[START OF Data listing]

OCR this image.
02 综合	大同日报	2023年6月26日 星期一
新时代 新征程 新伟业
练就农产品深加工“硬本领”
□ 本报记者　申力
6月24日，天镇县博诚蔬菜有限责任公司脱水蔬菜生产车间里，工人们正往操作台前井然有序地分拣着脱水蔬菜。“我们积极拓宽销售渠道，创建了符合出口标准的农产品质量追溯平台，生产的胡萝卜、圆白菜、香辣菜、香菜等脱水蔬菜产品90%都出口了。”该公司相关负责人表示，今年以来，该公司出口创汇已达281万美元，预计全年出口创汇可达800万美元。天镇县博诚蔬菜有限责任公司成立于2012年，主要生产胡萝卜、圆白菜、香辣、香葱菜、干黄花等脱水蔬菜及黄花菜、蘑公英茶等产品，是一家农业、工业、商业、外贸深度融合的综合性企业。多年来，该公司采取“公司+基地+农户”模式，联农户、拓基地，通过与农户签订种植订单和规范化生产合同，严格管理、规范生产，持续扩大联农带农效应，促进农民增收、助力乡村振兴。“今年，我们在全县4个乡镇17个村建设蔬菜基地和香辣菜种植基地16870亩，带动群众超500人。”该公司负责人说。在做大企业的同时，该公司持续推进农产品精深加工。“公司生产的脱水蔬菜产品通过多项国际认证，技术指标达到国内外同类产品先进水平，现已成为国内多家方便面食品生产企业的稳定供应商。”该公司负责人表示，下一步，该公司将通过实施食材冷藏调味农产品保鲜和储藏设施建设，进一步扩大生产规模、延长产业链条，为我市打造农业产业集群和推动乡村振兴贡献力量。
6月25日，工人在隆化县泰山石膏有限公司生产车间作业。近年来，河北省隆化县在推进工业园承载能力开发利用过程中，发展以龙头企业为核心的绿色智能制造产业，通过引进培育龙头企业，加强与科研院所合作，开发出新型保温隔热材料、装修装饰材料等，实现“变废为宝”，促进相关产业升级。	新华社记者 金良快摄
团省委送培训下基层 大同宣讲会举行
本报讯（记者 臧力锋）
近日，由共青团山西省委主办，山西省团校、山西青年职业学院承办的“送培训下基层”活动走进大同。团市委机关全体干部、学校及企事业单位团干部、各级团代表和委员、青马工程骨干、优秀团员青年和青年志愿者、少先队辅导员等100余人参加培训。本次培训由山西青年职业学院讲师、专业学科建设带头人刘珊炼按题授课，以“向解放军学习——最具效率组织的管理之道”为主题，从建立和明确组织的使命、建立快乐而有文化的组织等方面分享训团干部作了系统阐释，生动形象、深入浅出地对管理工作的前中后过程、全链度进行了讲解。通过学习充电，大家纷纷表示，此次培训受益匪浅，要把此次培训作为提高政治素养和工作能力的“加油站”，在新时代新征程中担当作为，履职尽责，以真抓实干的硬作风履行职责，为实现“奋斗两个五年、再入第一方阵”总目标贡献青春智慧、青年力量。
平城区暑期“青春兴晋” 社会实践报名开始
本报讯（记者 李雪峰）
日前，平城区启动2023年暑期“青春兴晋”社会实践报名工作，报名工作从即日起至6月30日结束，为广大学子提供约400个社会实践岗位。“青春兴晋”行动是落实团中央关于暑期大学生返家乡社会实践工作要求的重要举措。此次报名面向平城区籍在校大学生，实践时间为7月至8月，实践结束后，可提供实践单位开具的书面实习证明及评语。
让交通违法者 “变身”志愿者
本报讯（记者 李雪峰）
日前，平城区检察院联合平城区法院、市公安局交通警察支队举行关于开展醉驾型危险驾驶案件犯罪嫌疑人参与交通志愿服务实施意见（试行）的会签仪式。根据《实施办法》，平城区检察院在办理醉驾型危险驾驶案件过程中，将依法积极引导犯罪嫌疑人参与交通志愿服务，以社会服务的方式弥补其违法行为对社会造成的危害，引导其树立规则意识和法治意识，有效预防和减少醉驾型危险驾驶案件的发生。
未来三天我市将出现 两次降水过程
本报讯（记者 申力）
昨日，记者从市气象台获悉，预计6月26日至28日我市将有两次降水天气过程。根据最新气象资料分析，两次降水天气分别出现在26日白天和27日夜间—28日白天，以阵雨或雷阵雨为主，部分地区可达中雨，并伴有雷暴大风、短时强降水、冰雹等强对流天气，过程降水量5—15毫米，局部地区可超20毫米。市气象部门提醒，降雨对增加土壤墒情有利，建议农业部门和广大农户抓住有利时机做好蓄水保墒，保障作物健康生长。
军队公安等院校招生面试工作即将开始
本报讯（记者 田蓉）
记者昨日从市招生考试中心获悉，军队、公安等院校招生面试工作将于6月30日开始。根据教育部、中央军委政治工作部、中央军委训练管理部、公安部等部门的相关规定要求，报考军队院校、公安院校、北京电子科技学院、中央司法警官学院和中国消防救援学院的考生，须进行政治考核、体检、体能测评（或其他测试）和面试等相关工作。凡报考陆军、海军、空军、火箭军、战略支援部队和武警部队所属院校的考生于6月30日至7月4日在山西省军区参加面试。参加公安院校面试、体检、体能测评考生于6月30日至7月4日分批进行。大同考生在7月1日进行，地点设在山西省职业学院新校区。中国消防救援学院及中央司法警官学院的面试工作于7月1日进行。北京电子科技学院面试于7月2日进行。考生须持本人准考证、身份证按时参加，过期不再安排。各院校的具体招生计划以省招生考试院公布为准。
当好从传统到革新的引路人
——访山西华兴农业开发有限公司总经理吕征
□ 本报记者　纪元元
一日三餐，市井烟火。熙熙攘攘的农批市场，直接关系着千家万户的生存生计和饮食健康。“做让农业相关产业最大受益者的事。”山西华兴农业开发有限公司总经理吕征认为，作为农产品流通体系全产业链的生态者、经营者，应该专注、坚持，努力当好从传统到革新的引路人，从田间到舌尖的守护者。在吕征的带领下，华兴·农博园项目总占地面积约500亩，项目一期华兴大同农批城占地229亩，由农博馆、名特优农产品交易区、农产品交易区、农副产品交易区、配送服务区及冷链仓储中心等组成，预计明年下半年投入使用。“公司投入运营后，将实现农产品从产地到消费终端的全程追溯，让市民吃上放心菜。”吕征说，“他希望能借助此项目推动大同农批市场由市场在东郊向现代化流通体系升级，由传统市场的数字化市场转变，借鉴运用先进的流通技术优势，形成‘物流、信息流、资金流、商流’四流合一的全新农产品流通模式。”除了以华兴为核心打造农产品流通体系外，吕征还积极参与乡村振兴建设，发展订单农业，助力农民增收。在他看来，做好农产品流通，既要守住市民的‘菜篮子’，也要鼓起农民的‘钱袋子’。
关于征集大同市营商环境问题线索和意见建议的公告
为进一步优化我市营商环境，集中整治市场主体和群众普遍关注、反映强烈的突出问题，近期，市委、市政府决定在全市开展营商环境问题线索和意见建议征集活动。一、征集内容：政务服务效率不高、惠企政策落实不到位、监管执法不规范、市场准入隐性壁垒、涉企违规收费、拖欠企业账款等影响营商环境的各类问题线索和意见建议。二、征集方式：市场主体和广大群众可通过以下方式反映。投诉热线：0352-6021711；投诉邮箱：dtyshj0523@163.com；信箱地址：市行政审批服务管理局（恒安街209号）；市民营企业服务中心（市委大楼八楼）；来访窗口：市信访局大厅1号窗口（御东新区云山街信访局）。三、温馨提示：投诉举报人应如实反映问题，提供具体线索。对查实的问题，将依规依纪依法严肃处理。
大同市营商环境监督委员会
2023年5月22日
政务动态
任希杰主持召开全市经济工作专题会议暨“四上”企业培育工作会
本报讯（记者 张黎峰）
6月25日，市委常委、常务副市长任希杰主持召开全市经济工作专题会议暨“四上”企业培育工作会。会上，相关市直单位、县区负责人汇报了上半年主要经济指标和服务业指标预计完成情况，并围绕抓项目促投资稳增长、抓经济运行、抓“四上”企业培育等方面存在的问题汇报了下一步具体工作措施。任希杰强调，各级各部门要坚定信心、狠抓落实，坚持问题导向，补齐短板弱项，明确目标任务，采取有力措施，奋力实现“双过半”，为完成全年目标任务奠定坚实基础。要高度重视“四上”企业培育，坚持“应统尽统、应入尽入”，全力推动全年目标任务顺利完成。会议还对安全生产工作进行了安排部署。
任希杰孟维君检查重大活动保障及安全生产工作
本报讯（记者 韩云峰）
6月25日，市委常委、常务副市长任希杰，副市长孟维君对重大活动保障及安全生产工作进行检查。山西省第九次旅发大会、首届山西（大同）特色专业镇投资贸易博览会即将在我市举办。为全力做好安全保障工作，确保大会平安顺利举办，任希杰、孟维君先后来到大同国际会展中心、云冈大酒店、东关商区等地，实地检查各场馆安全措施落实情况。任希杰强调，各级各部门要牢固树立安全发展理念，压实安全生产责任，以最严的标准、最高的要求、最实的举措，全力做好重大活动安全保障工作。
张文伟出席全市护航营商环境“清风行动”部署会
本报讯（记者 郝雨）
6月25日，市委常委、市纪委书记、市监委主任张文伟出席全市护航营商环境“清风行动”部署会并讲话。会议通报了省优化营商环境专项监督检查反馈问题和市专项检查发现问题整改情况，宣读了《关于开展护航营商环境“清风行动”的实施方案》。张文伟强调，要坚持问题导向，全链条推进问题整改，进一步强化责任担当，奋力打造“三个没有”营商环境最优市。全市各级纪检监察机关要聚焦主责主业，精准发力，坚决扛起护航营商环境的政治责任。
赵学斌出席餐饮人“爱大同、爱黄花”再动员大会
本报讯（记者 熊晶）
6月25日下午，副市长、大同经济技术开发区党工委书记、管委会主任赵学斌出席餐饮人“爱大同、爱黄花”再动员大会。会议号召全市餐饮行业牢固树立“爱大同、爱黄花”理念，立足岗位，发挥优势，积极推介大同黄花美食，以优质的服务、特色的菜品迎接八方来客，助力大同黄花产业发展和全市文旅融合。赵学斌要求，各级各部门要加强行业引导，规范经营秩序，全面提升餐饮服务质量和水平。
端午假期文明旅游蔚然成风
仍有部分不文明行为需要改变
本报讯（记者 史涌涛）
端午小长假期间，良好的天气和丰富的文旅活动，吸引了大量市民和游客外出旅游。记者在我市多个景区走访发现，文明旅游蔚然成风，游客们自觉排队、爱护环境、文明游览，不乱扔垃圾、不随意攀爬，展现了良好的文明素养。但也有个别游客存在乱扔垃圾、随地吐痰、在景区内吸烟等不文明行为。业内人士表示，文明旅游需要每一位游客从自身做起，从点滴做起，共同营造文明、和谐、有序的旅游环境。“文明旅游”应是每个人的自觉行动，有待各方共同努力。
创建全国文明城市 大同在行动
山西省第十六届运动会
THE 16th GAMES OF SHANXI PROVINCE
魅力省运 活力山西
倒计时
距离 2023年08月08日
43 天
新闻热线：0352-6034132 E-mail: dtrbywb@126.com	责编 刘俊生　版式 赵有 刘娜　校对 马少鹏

[END OF Data listing]

Identify every line above with the string "清风行动" in it. Copy those lines.

--- Response to this exercise ---
张文伟出席全市护航营商环境“清风行动”部署会
6月25日，市委常委、市纪委书记、市监委主任张文伟出席全市护航营商环境“清风行动”部署会并讲话。会议通报了省优化营商环境专项监督检查反馈问题和市专项检查发现问题整改情况，宣读了《关于开展护航营商环境“清风行动”的实施方案》。张文伟强调，要坚持问题导向，全链条推进问题整改，进一步强化责任担当，奋力打造“三个没有”营商环境最优市。全市各级纪检监察机关要聚焦主责主业，精准发力，坚决扛起护航营商环境的政治责任。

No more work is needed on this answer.